The data below is to be returned in full and exactly.

————————

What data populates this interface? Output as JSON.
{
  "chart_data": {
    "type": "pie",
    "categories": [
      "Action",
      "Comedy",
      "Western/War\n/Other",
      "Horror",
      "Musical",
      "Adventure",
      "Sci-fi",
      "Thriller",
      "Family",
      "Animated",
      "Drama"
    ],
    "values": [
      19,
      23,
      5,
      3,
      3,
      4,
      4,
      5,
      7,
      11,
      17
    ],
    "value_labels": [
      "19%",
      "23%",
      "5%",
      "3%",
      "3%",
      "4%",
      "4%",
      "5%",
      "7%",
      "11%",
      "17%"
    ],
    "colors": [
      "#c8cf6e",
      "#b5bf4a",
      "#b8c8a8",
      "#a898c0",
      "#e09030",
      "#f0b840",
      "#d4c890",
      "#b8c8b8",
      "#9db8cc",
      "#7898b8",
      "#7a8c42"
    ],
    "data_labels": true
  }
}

————————

**THE RESULT**
What data populates this interface? Output as JSON.
{
  "chart_data": {
    "type": "pie",
    "categories": [
      "Action",
      "Comedy",
      "Western/War\n/Other",
      "Horror",
      "Musical",
      "Adventure",
      "Sci-fi",
      "Thriller",
      "Family",
      "Animated",
      "Drama"
    ],
    "values": [
      19,
      23,
      5,
      3,
      3,
      4,
      4,
      5,
      7,
      11,
      17
    ],
    "value_labels": [
      "19%",
      "23%",
      "5%",
      "3%",
      "3%",
      "4%",
      "4%",
      "5%",
      "7%",
      "11%",
      "17%"
    ],
    "colors": [
      "#c8cf6e",
      "#b5bf4a",
      "#b8c8a8",
      "#a898c0",
      "#e09030",
      "#f0b840",
      "#d4c890",
      "#b8c8b8",
      "#9db8cc",
      "#7898b8",
      "#7a8c42"
    ],
    "data_labels": true
  }
}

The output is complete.